REQUEST:
Please transcribe the listing below in full and word for word, without its pictures.

PROVIDED RECORDS:
- - - - - - -

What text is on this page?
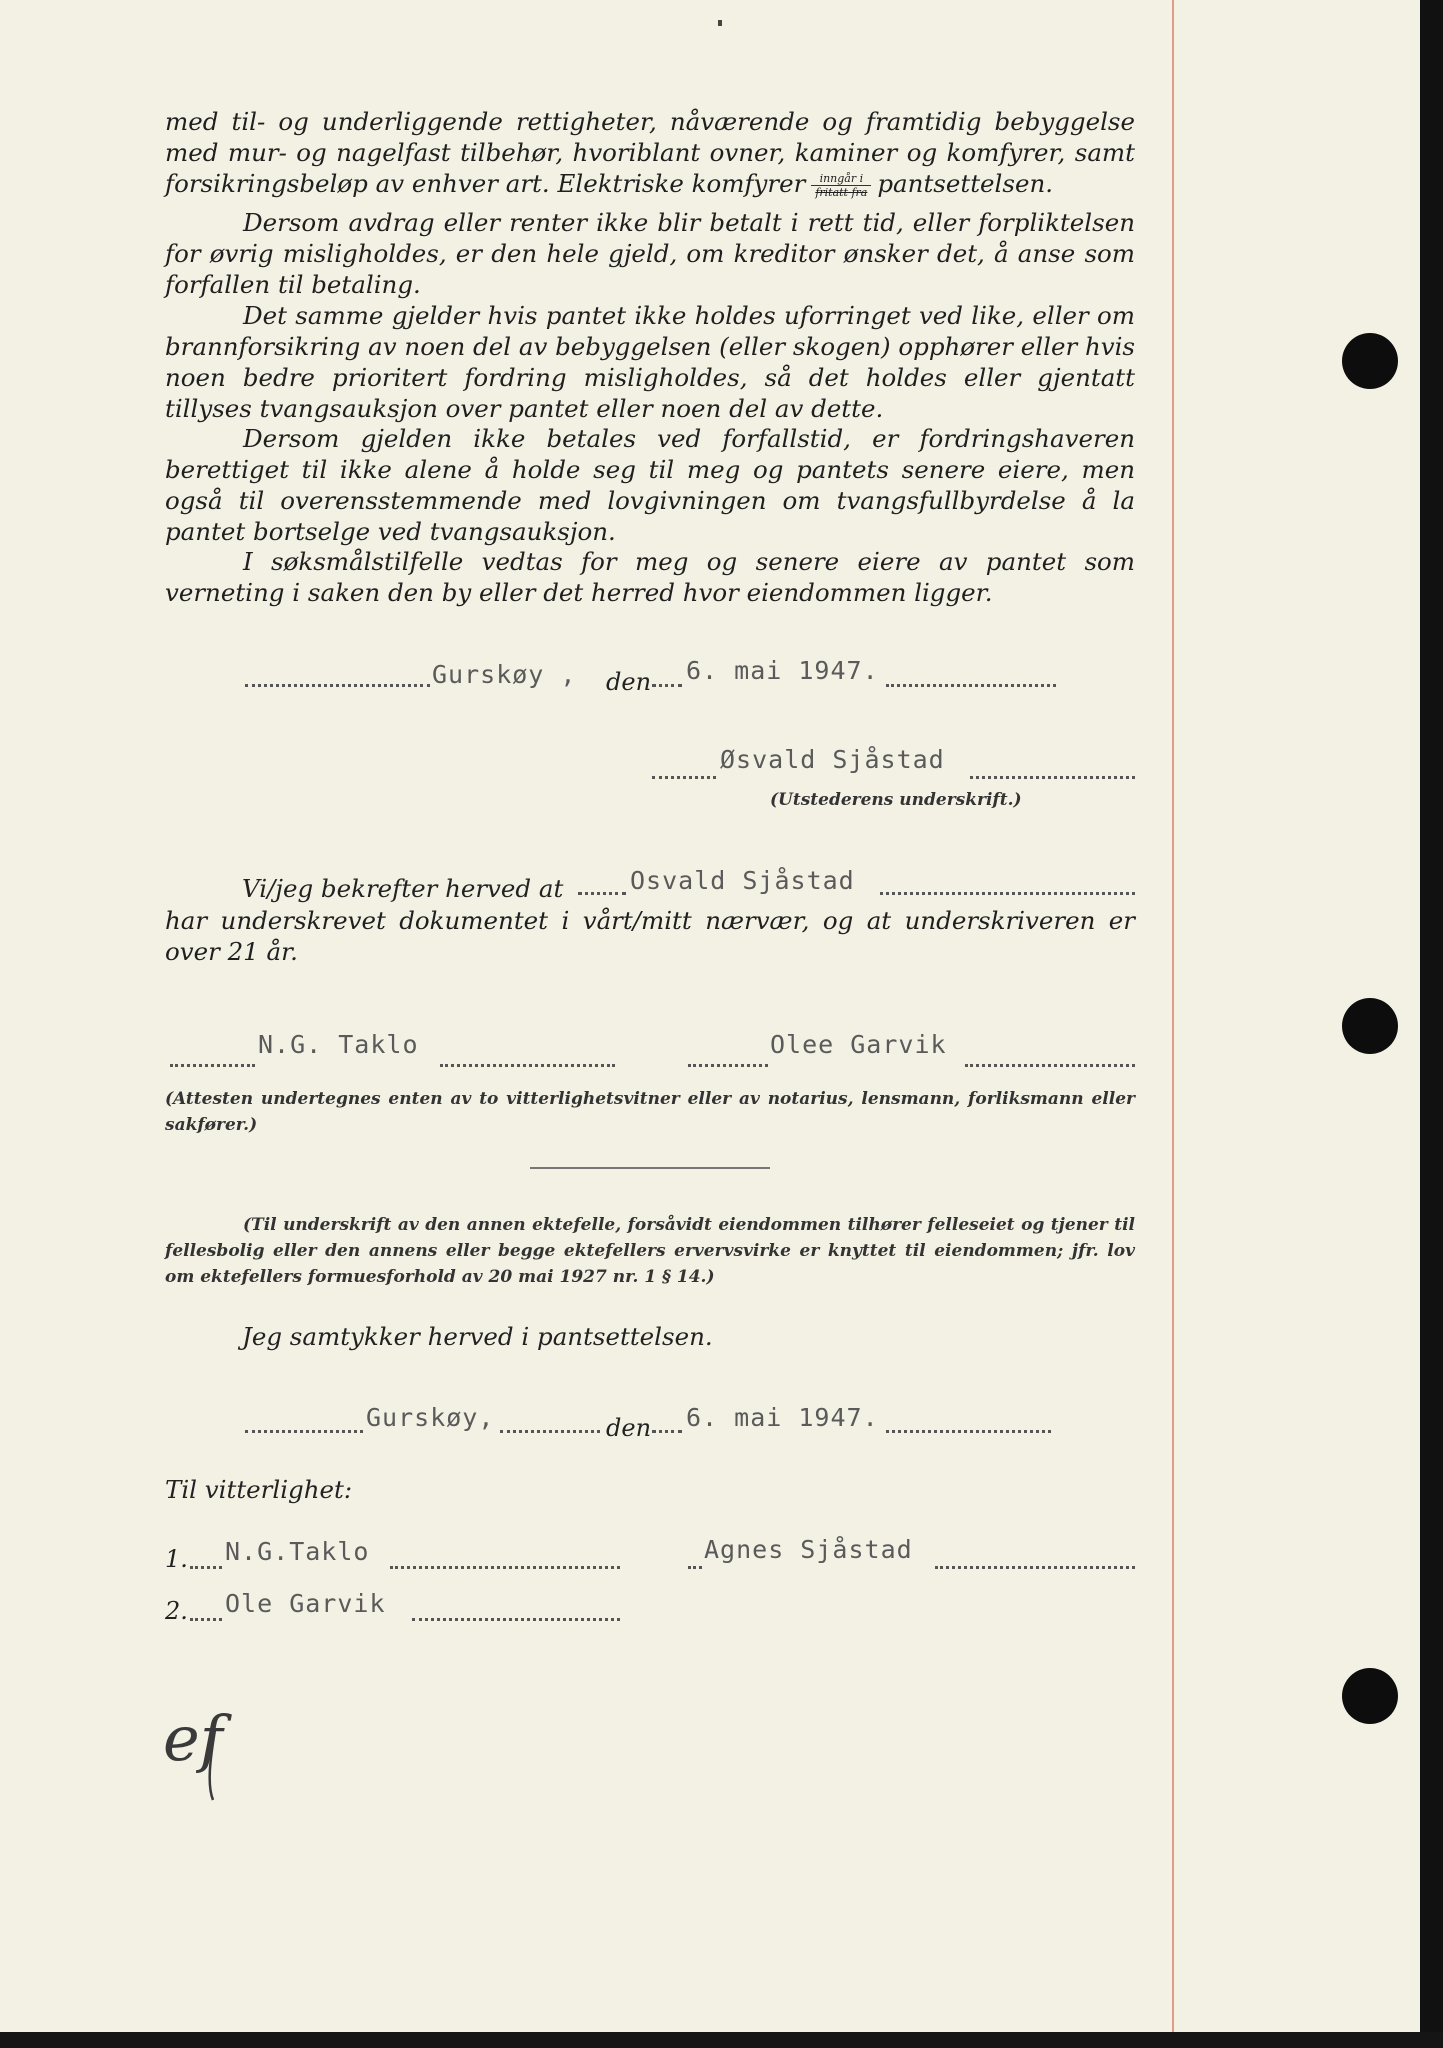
med til- og underliggende rettigheter, nåværende og framtidig bebyggelse med mur- og nagelfast tilbehør, hvoriblant ovner, kaminer og komfyrer, samt forsikringsbeløp av enhver art. Elektriske komfyrer $\frac{\text{inngår i}}{\text{fritatt fra}}$ pantsettelsen.

Dersom avdrag eller renter ikke blir betalt i rett tid, eller forpliktelsen for øvrig misligholdes, er den hele gjeld, om kreditor ønsker det, å anse som forfallen til betaling.

Det samme gjelder hvis pantet ikke holdes uforringet ved like, eller om brannforsikring av noen del av bebyggelsen (eller skogen) opphører eller hvis noen bedre prioritert fordring misligholdes, så det holdes eller gjentatt tillyses tvangsauksjon over pantet eller noen del av dette.

Dersom gjelden ikke betales ved forfallstid, er fordringshaveren berettiget til ikke alene å holde seg til meg og pantets senere eiere, men også til overensstemmende med lovgivningen om tvangsfullbyrdelse å la pantet bortselge ved tvangsauksjon.

I søksmålstilfelle vedtas for meg og senere eiere av pantet som verneting i saken den by eller det herred hvor eiendommen ligger.

Gurskøy , den 6. mai 1947.
Øsvald Sjåstad
(Utstederens underskrift.)
Vi/jeg bekrefter herved at	Osvald Sjåstad

har underskrevet dokumentet i vårt/mitt nærvær, og at underskriveren er over 21 år.

N.G. Taklo	Olee Garvik

(Attesten undertegnes enten av to vitterlighetsvitner eller av notarius, lensmann, forliksmann eller sakfører.)

(Til underskrift av den annen ektefelle, forsåvidt eiendommen tilhører felleseiet og tjener til fellesbolig eller den annens eller begge ektefellers ervervsvirke er knyttet til eiendommen; jfr. lov om ektefellers formuesforhold av 20 mai 1927 nr. 1 § 14.)

Jeg samtykker herved i pantsettelsen.
Gurskøy,	den 6. mai 1947.
Til vitterlighet:
1. N.G.Taklo	Agnes Sjåstad
2. Ole Garvik
ef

- - - - - - -

ANSWER TO THE TASK:
What text is on this page?
med til- og underliggende rettigheter, nåværende og framtidig bebyggelse med mur- og nagelfast tilbehør, hvoriblant ovner, kaminer og komfyrer, samt forsikringsbeløp av enhver art. Elektriske komfyrer $\frac{\text{inngår i}}{\text{fritatt fra}}$ pantsettelsen.

Dersom avdrag eller renter ikke blir betalt i rett tid, eller forpliktelsen for øvrig misligholdes, er den hele gjeld, om kreditor ønsker det, å anse som forfallen til betaling.

Det samme gjelder hvis pantet ikke holdes uforringet ved like, eller om brannforsikring av noen del av bebyggelsen (eller skogen) opphører eller hvis noen bedre prioritert fordring misligholdes, så det holdes eller gjentatt tillyses tvangsauksjon over pantet eller noen del av dette.

Dersom gjelden ikke betales ved forfallstid, er fordringshaveren berettiget til ikke alene å holde seg til meg og pantets senere eiere, men også til overensstemmende med lovgivningen om tvangsfullbyrdelse å la pantet bortselge ved tvangsauksjon.

I søksmålstilfelle vedtas for meg og senere eiere av pantet som verneting i saken den by eller det herred hvor eiendommen ligger.

Gurskøy , den 6. mai 1947.
Øsvald Sjåstad
(Utstederens underskrift.)
Vi/jeg bekrefter herved at	Osvald Sjåstad

har underskrevet dokumentet i vårt/mitt nærvær, og at underskriveren er over 21 år.

N.G. Taklo	Olee Garvik

(Attesten undertegnes enten av to vitterlighetsvitner eller av notarius, lensmann, forliksmann eller sakfører.)

(Til underskrift av den annen ektefelle, forsåvidt eiendommen tilhører felleseiet og tjener til fellesbolig eller den annens eller begge ektefellers ervervsvirke er knyttet til eiendommen; jfr. lov om ektefellers formuesforhold av 20 mai 1927 nr. 1 § 14.)

Jeg samtykker herved i pantsettelsen.
Gurskøy,	den 6. mai 1947.
Til vitterlighet:
1. N.G.Taklo	Agnes Sjåstad
2. Ole Garvik
ef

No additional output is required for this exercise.